— Begin —
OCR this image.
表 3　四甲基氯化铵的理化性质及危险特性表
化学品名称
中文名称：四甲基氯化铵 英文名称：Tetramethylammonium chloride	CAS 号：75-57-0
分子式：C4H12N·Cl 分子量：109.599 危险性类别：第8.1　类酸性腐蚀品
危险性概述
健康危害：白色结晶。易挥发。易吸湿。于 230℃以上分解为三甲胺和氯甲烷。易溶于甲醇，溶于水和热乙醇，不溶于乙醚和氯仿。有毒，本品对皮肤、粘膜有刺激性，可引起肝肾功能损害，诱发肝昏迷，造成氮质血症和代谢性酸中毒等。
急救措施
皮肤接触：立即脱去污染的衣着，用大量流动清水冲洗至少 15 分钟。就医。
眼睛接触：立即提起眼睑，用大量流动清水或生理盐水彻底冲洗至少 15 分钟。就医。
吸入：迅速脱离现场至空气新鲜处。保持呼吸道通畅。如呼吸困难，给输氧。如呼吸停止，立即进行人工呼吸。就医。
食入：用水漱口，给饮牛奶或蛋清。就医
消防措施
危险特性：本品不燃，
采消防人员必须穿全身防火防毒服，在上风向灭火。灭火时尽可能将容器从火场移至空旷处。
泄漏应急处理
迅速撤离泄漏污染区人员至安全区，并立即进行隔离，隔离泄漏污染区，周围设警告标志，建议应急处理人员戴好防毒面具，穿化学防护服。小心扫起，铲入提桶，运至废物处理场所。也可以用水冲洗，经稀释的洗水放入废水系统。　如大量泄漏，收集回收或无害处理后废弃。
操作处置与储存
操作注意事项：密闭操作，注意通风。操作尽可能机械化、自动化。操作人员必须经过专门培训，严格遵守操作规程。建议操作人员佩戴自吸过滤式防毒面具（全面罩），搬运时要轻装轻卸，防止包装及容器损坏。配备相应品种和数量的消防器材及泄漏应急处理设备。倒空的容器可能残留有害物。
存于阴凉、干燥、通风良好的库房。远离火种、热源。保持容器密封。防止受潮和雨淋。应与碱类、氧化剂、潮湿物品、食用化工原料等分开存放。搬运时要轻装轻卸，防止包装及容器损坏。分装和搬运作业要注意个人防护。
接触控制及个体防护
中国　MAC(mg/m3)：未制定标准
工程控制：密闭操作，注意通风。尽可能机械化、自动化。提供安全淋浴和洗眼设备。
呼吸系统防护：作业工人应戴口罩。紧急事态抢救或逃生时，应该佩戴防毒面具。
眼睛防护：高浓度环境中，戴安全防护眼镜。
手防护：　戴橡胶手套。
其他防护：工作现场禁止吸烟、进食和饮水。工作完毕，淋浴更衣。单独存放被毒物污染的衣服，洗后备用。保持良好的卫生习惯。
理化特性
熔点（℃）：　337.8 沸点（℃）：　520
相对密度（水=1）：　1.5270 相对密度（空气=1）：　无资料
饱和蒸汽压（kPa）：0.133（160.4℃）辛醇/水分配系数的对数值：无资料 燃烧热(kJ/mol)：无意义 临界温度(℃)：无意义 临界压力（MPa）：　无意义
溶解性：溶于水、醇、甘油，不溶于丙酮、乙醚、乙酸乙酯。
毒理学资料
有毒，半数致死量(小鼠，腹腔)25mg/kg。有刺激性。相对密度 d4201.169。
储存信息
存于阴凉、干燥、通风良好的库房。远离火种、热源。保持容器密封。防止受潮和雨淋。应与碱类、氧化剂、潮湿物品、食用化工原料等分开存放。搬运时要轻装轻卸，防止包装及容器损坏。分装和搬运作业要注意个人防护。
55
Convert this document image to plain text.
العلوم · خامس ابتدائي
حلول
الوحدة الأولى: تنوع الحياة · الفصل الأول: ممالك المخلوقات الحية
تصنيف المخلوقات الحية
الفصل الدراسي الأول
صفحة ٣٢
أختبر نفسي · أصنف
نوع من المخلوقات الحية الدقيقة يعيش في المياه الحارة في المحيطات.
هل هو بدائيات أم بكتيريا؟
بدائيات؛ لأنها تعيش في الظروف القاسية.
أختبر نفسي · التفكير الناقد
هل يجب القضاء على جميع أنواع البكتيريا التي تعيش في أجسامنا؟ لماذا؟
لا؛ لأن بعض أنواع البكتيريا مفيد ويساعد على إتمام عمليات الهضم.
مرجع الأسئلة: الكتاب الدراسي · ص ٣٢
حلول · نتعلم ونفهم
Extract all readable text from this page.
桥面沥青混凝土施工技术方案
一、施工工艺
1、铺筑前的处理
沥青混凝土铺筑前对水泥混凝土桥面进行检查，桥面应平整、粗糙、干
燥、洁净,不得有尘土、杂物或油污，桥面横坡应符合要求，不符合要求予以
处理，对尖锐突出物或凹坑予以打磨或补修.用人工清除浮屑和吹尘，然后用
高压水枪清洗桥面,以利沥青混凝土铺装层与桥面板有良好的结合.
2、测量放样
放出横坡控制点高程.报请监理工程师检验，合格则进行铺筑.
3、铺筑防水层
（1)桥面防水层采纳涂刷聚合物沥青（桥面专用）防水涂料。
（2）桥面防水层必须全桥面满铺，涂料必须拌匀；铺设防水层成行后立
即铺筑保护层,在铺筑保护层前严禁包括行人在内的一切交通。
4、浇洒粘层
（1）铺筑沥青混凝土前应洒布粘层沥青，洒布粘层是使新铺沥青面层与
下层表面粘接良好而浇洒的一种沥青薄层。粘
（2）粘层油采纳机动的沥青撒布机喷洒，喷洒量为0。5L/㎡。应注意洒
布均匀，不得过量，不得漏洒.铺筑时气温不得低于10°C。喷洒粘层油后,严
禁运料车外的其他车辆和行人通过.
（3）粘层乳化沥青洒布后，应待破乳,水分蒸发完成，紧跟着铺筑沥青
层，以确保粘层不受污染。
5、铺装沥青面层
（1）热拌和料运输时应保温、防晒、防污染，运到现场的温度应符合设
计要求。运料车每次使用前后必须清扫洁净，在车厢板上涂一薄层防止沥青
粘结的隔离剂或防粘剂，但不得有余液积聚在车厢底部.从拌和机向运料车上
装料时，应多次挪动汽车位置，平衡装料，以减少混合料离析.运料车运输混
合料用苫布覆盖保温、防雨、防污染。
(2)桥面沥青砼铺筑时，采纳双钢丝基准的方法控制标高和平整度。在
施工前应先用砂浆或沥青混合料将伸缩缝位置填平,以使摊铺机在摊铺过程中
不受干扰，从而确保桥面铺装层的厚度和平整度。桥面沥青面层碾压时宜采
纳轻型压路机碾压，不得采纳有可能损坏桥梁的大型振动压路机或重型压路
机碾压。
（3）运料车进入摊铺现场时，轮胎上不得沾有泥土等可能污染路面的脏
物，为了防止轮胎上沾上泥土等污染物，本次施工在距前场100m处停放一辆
— End —
§ TASK TO CARRY OUT:
Write out the material exactly as given.

§ WRITTEN SOLUTION:
OCR this image.
表 3　四甲基氯化铵的理化性质及危险特性表
化学品名称
中文名称：四甲基氯化铵 英文名称：Tetramethylammonium chloride	CAS 号：75-57-0
分子式：C4H12N·Cl 分子量：109.599 危险性类别：第8.1　类酸性腐蚀品
危险性概述
健康危害：白色结晶。易挥发。易吸湿。于 230℃以上分解为三甲胺和氯甲烷。易溶于甲醇，溶于水和热乙醇，不溶于乙醚和氯仿。有毒，本品对皮肤、粘膜有刺激性，可引起肝肾功能损害，诱发肝昏迷，造成氮质血症和代谢性酸中毒等。
急救措施
皮肤接触：立即脱去污染的衣着，用大量流动清水冲洗至少 15 分钟。就医。
眼睛接触：立即提起眼睑，用大量流动清水或生理盐水彻底冲洗至少 15 分钟。就医。
吸入：迅速脱离现场至空气新鲜处。保持呼吸道通畅。如呼吸困难，给输氧。如呼吸停止，立即进行人工呼吸。就医。
食入：用水漱口，给饮牛奶或蛋清。就医
消防措施
危险特性：本品不燃，
采消防人员必须穿全身防火防毒服，在上风向灭火。灭火时尽可能将容器从火场移至空旷处。
泄漏应急处理
迅速撤离泄漏污染区人员至安全区，并立即进行隔离，隔离泄漏污染区，周围设警告标志，建议应急处理人员戴好防毒面具，穿化学防护服。小心扫起，铲入提桶，运至废物处理场所。也可以用水冲洗，经稀释的洗水放入废水系统。　如大量泄漏，收集回收或无害处理后废弃。
操作处置与储存
操作注意事项：密闭操作，注意通风。操作尽可能机械化、自动化。操作人员必须经过专门培训，严格遵守操作规程。建议操作人员佩戴自吸过滤式防毒面具（全面罩），搬运时要轻装轻卸，防止包装及容器损坏。配备相应品种和数量的消防器材及泄漏应急处理设备。倒空的容器可能残留有害物。
存于阴凉、干燥、通风良好的库房。远离火种、热源。保持容器密封。防止受潮和雨淋。应与碱类、氧化剂、潮湿物品、食用化工原料等分开存放。搬运时要轻装轻卸，防止包装及容器损坏。分装和搬运作业要注意个人防护。
接触控制及个体防护
中国　MAC(mg/m3)：未制定标准
工程控制：密闭操作，注意通风。尽可能机械化、自动化。提供安全淋浴和洗眼设备。
呼吸系统防护：作业工人应戴口罩。紧急事态抢救或逃生时，应该佩戴防毒面具。
眼睛防护：高浓度环境中，戴安全防护眼镜。
手防护：　戴橡胶手套。
其他防护：工作现场禁止吸烟、进食和饮水。工作完毕，淋浴更衣。单独存放被毒物污染的衣服，洗后备用。保持良好的卫生习惯。
理化特性
熔点（℃）：　337.8 沸点（℃）：　520
相对密度（水=1）：　1.5270 相对密度（空气=1）：　无资料
饱和蒸汽压（kPa）：0.133（160.4℃）辛醇/水分配系数的对数值：无资料 燃烧热(kJ/mol)：无意义 临界温度(℃)：无意义 临界压力（MPa）：　无意义
溶解性：溶于水、醇、甘油，不溶于丙酮、乙醚、乙酸乙酯。
毒理学资料
有毒，半数致死量(小鼠，腹腔)25mg/kg。有刺激性。相对密度 d4201.169。
储存信息
存于阴凉、干燥、通风良好的库房。远离火种、热源。保持容器密封。防止受潮和雨淋。应与碱类、氧化剂、潮湿物品、食用化工原料等分开存放。搬运时要轻装轻卸，防止包装及容器损坏。分装和搬运作业要注意个人防护。
55
Convert this document image to plain text.
العلوم · خامس ابتدائي
حلول
الوحدة الأولى: تنوع الحياة · الفصل الأول: ممالك المخلوقات الحية
تصنيف المخلوقات الحية
الفصل الدراسي الأول
صفحة ٣٢
أختبر نفسي · أصنف
نوع من المخلوقات الحية الدقيقة يعيش في المياه الحارة في المحيطات.
هل هو بدائيات أم بكتيريا؟
بدائيات؛ لأنها تعيش في الظروف القاسية.
أختبر نفسي · التفكير الناقد
هل يجب القضاء على جميع أنواع البكتيريا التي تعيش في أجسامنا؟ لماذا؟
لا؛ لأن بعض أنواع البكتيريا مفيد ويساعد على إتمام عمليات الهضم.
مرجع الأسئلة: الكتاب الدراسي · ص ٣٢
حلول · نتعلم ونفهم
Extract all readable text from this page.
桥面沥青混凝土施工技术方案
一、施工工艺
1、铺筑前的处理
沥青混凝土铺筑前对水泥混凝土桥面进行检查，桥面应平整、粗糙、干
燥、洁净,不得有尘土、杂物或油污，桥面横坡应符合要求，不符合要求予以
处理，对尖锐突出物或凹坑予以打磨或补修.用人工清除浮屑和吹尘，然后用
高压水枪清洗桥面,以利沥青混凝土铺装层与桥面板有良好的结合.
2、测量放样
放出横坡控制点高程.报请监理工程师检验，合格则进行铺筑.
3、铺筑防水层
（1)桥面防水层采纳涂刷聚合物沥青（桥面专用）防水涂料。
（2）桥面防水层必须全桥面满铺，涂料必须拌匀；铺设防水层成行后立
即铺筑保护层,在铺筑保护层前严禁包括行人在内的一切交通。
4、浇洒粘层
（1）铺筑沥青混凝土前应洒布粘层沥青，洒布粘层是使新铺沥青面层与
下层表面粘接良好而浇洒的一种沥青薄层。粘
（2）粘层油采纳机动的沥青撒布机喷洒，喷洒量为0。5L/㎡。应注意洒
布均匀，不得过量，不得漏洒.铺筑时气温不得低于10°C。喷洒粘层油后,严
禁运料车外的其他车辆和行人通过.
（3）粘层乳化沥青洒布后，应待破乳,水分蒸发完成，紧跟着铺筑沥青
层，以确保粘层不受污染。
5、铺装沥青面层
（1）热拌和料运输时应保温、防晒、防污染，运到现场的温度应符合设
计要求。运料车每次使用前后必须清扫洁净，在车厢板上涂一薄层防止沥青
粘结的隔离剂或防粘剂，但不得有余液积聚在车厢底部.从拌和机向运料车上
装料时，应多次挪动汽车位置，平衡装料，以减少混合料离析.运料车运输混
合料用苫布覆盖保温、防雨、防污染。
(2)桥面沥青砼铺筑时，采纳双钢丝基准的方法控制标高和平整度。在
施工前应先用砂浆或沥青混合料将伸缩缝位置填平,以使摊铺机在摊铺过程中
不受干扰，从而确保桥面铺装层的厚度和平整度。桥面沥青面层碾压时宜采
纳轻型压路机碾压，不得采纳有可能损坏桥梁的大型振动压路机或重型压路
机碾压。
（3）运料车进入摊铺现场时，轮胎上不得沾有泥土等可能污染路面的脏
物，为了防止轮胎上沾上泥土等污染物，本次施工在距前场100m处停放一辆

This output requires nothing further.